■ **PROBLEM TO WORK ON**
All of the material below is to be returned exactly.

Stored records
>>>
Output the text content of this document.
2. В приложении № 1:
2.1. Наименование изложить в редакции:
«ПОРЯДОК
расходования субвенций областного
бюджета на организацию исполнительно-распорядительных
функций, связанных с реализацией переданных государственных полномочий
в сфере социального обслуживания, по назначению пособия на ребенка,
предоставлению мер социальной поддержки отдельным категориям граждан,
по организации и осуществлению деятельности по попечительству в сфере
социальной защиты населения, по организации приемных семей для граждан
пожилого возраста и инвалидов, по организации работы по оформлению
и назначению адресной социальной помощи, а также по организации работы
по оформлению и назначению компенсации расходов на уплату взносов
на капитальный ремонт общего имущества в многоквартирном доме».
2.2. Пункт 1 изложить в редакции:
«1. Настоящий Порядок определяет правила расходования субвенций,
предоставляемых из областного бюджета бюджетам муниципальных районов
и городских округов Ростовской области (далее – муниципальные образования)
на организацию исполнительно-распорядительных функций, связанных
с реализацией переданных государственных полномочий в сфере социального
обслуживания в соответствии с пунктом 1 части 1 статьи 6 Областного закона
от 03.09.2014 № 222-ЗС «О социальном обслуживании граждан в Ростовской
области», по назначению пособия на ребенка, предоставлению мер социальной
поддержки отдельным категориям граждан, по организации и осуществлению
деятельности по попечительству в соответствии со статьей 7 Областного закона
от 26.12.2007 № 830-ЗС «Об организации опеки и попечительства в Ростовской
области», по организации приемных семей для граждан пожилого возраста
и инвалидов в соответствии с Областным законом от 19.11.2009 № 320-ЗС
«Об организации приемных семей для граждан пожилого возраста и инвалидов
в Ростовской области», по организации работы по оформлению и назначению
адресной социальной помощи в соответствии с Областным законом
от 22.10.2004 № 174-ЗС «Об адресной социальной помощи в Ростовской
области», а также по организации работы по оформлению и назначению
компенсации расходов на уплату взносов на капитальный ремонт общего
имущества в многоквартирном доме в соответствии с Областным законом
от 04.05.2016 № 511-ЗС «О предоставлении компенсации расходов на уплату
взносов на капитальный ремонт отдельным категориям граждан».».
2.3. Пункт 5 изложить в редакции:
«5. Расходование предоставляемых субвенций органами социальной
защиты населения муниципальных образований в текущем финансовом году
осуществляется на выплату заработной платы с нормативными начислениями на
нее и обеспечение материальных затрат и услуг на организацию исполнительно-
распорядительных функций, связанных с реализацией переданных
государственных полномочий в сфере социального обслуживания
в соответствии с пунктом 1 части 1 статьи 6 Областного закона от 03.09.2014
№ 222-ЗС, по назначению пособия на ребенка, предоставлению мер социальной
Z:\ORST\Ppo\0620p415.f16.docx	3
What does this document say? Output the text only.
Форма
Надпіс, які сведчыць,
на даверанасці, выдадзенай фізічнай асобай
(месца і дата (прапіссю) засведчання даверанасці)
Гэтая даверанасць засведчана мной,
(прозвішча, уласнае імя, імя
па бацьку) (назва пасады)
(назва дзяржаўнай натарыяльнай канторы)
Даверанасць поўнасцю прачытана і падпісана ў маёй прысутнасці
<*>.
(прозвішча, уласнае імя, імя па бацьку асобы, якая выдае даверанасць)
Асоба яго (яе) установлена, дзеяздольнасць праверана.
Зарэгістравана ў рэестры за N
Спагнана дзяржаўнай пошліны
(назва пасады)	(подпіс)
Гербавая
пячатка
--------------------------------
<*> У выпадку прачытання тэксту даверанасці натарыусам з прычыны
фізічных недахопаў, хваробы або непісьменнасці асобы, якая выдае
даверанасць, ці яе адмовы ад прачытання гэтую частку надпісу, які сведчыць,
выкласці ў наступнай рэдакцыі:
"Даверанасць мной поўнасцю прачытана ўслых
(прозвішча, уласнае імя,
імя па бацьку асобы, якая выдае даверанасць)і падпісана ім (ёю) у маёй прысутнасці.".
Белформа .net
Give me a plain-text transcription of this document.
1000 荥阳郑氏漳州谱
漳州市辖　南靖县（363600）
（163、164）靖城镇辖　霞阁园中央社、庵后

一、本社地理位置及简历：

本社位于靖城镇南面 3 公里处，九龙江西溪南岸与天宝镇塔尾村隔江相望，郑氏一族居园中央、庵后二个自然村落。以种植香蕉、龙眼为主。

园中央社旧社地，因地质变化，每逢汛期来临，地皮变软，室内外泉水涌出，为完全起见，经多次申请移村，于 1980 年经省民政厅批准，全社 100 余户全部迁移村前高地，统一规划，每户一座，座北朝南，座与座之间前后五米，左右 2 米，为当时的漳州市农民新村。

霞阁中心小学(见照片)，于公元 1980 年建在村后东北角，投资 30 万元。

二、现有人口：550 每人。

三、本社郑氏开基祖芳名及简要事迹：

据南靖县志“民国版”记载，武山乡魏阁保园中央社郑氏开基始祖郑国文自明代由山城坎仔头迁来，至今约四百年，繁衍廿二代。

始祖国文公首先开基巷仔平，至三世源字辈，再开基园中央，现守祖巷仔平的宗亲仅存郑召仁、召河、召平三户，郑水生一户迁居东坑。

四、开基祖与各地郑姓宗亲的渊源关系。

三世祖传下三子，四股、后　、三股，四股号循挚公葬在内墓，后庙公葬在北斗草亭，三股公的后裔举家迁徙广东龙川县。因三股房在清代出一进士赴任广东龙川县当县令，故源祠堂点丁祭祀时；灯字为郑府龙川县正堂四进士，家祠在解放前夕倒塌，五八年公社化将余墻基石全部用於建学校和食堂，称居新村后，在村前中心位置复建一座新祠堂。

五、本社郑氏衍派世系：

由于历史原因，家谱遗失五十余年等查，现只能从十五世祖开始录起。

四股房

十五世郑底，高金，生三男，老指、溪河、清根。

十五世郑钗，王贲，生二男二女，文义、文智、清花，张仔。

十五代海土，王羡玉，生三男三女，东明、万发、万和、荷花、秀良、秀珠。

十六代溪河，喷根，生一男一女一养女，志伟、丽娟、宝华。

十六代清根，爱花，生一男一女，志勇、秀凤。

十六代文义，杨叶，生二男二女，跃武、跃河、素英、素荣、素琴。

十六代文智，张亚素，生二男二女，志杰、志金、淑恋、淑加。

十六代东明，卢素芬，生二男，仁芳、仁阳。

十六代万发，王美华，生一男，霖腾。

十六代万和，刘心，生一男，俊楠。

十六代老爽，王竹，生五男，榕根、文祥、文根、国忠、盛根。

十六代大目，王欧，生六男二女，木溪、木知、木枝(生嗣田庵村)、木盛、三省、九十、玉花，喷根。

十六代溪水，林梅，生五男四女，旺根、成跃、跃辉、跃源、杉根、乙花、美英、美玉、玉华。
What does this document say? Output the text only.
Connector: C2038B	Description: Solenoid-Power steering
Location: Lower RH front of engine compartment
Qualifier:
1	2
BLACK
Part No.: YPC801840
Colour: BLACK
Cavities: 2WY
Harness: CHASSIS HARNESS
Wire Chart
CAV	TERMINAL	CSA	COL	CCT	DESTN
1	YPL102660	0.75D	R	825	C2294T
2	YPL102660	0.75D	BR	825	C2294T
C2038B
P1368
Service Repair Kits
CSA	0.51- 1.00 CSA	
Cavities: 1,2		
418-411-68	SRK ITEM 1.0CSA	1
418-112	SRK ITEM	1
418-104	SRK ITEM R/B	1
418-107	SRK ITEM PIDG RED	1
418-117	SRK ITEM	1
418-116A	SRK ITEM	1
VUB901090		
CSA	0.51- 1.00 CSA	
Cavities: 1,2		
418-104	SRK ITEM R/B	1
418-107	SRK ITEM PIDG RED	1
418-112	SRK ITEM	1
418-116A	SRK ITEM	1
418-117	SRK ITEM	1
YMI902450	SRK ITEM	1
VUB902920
<<<
■ **TASK OUTPUT**
Output the text content of this document.
2. В приложении № 1:
2.1. Наименование изложить в редакции:
«ПОРЯДОК
расходования субвенций областного
бюджета на организацию исполнительно-распорядительных
функций, связанных с реализацией переданных государственных полномочий
в сфере социального обслуживания, по назначению пособия на ребенка,
предоставлению мер социальной поддержки отдельным категориям граждан,
по организации и осуществлению деятельности по попечительству в сфере
социальной защиты населения, по организации приемных семей для граждан
пожилого возраста и инвалидов, по организации работы по оформлению
и назначению адресной социальной помощи, а также по организации работы
по оформлению и назначению компенсации расходов на уплату взносов
на капитальный ремонт общего имущества в многоквартирном доме».
2.2. Пункт 1 изложить в редакции:
«1. Настоящий Порядок определяет правила расходования субвенций,
предоставляемых из областного бюджета бюджетам муниципальных районов
и городских округов Ростовской области (далее – муниципальные образования)
на организацию исполнительно-распорядительных функций, связанных
с реализацией переданных государственных полномочий в сфере социального
обслуживания в соответствии с пунктом 1 части 1 статьи 6 Областного закона
от 03.09.2014 № 222-ЗС «О социальном обслуживании граждан в Ростовской
области», по назначению пособия на ребенка, предоставлению мер социальной
поддержки отдельным категориям граждан, по организации и осуществлению
деятельности по попечительству в соответствии со статьей 7 Областного закона
от 26.12.2007 № 830-ЗС «Об организации опеки и попечительства в Ростовской
области», по организации приемных семей для граждан пожилого возраста
и инвалидов в соответствии с Областным законом от 19.11.2009 № 320-ЗС
«Об организации приемных семей для граждан пожилого возраста и инвалидов
в Ростовской области», по организации работы по оформлению и назначению
адресной социальной помощи в соответствии с Областным законом
от 22.10.2004 № 174-ЗС «Об адресной социальной помощи в Ростовской
области», а также по организации работы по оформлению и назначению
компенсации расходов на уплату взносов на капитальный ремонт общего
имущества в многоквартирном доме в соответствии с Областным законом
от 04.05.2016 № 511-ЗС «О предоставлении компенсации расходов на уплату
взносов на капитальный ремонт отдельным категориям граждан».».
2.3. Пункт 5 изложить в редакции:
«5. Расходование предоставляемых субвенций органами социальной
защиты населения муниципальных образований в текущем финансовом году
осуществляется на выплату заработной платы с нормативными начислениями на
нее и обеспечение материальных затрат и услуг на организацию исполнительно-
распорядительных функций, связанных с реализацией переданных
государственных полномочий в сфере социального обслуживания
в соответствии с пунктом 1 части 1 статьи 6 Областного закона от 03.09.2014
№ 222-ЗС, по назначению пособия на ребенка, предоставлению мер социальной
Z:\ORST\Ppo\0620p415.f16.docx	3
What does this document say? Output the text only.
Форма
Надпіс, які сведчыць,
на даверанасці, выдадзенай фізічнай асобай
(месца і дата (прапіссю) засведчання даверанасці)
Гэтая даверанасць засведчана мной,
(прозвішча, уласнае імя, імя
па бацьку) (назва пасады)
(назва дзяржаўнай натарыяльнай канторы)
Даверанасць поўнасцю прачытана і падпісана ў маёй прысутнасці
<*>.
(прозвішча, уласнае імя, імя па бацьку асобы, якая выдае даверанасць)
Асоба яго (яе) установлена, дзеяздольнасць праверана.
Зарэгістравана ў рэестры за N
Спагнана дзяржаўнай пошліны
(назва пасады)	(подпіс)
Гербавая
пячатка
--------------------------------
<*> У выпадку прачытання тэксту даверанасці натарыусам з прычыны
фізічных недахопаў, хваробы або непісьменнасці асобы, якая выдае
даверанасць, ці яе адмовы ад прачытання гэтую частку надпісу, які сведчыць,
выкласці ў наступнай рэдакцыі:
"Даверанасць мной поўнасцю прачытана ўслых
(прозвішча, уласнае імя,
імя па бацьку асобы, якая выдае даверанасць)і падпісана ім (ёю) у маёй прысутнасці.".
Белформа .net
Give me a plain-text transcription of this document.
1000 荥阳郑氏漳州谱
漳州市辖　南靖县（363600）
（163、164）靖城镇辖　霞阁园中央社、庵后

一、本社地理位置及简历：

本社位于靖城镇南面 3 公里处，九龙江西溪南岸与天宝镇塔尾村隔江相望，郑氏一族居园中央、庵后二个自然村落。以种植香蕉、龙眼为主。

园中央社旧社地，因地质变化，每逢汛期来临，地皮变软，室内外泉水涌出，为完全起见，经多次申请移村，于 1980 年经省民政厅批准，全社 100 余户全部迁移村前高地，统一规划，每户一座，座北朝南，座与座之间前后五米，左右 2 米，为当时的漳州市农民新村。

霞阁中心小学(见照片)，于公元 1980 年建在村后东北角，投资 30 万元。

二、现有人口：550 每人。

三、本社郑氏开基祖芳名及简要事迹：

据南靖县志“民国版”记载，武山乡魏阁保园中央社郑氏开基始祖郑国文自明代由山城坎仔头迁来，至今约四百年，繁衍廿二代。

始祖国文公首先开基巷仔平，至三世源字辈，再开基园中央，现守祖巷仔平的宗亲仅存郑召仁、召河、召平三户，郑水生一户迁居东坑。

四、开基祖与各地郑姓宗亲的渊源关系。

三世祖传下三子，四股、后　、三股，四股号循挚公葬在内墓，后庙公葬在北斗草亭，三股公的后裔举家迁徙广东龙川县。因三股房在清代出一进士赴任广东龙川县当县令，故源祠堂点丁祭祀时；灯字为郑府龙川县正堂四进士，家祠在解放前夕倒塌，五八年公社化将余墻基石全部用於建学校和食堂，称居新村后，在村前中心位置复建一座新祠堂。

五、本社郑氏衍派世系：

由于历史原因，家谱遗失五十余年等查，现只能从十五世祖开始录起。

四股房

十五世郑底，高金，生三男，老指、溪河、清根。

十五世郑钗，王贲，生二男二女，文义、文智、清花，张仔。

十五代海土，王羡玉，生三男三女，东明、万发、万和、荷花、秀良、秀珠。

十六代溪河，喷根，生一男一女一养女，志伟、丽娟、宝华。

十六代清根，爱花，生一男一女，志勇、秀凤。

十六代文义，杨叶，生二男二女，跃武、跃河、素英、素荣、素琴。

十六代文智，张亚素，生二男二女，志杰、志金、淑恋、淑加。

十六代东明，卢素芬，生二男，仁芳、仁阳。

十六代万发，王美华，生一男，霖腾。

十六代万和，刘心，生一男，俊楠。

十六代老爽，王竹，生五男，榕根、文祥、文根、国忠、盛根。

十六代大目，王欧，生六男二女，木溪、木知、木枝(生嗣田庵村)、木盛、三省、九十、玉花，喷根。

十六代溪水，林梅，生五男四女，旺根、成跃、跃辉、跃源、杉根、乙花、美英、美玉、玉华。
What does this document say? Output the text only.
Connector: C2038B	Description: Solenoid-Power steering
Location: Lower RH front of engine compartment
Qualifier:
1	2
BLACK
Part No.: YPC801840
Colour: BLACK
Cavities: 2WY
Harness: CHASSIS HARNESS
Wire Chart
CAV	TERMINAL	CSA	COL	CCT	DESTN
1	YPL102660	0.75D	R	825	C2294T
2	YPL102660	0.75D	BR	825	C2294T
C2038B
P1368
Service Repair Kits
CSA	0.51- 1.00 CSA	
Cavities: 1,2		
418-411-68	SRK ITEM 1.0CSA	1
418-112	SRK ITEM	1
418-104	SRK ITEM R/B	1
418-107	SRK ITEM PIDG RED	1
418-117	SRK ITEM	1
418-116A	SRK ITEM	1
VUB901090		
CSA	0.51- 1.00 CSA	
Cavities: 1,2		
418-104	SRK ITEM R/B	1
418-107	SRK ITEM PIDG RED	1
418-112	SRK ITEM	1
418-116A	SRK ITEM	1
418-117	SRK ITEM	1
YMI902450	SRK ITEM	1
VUB902920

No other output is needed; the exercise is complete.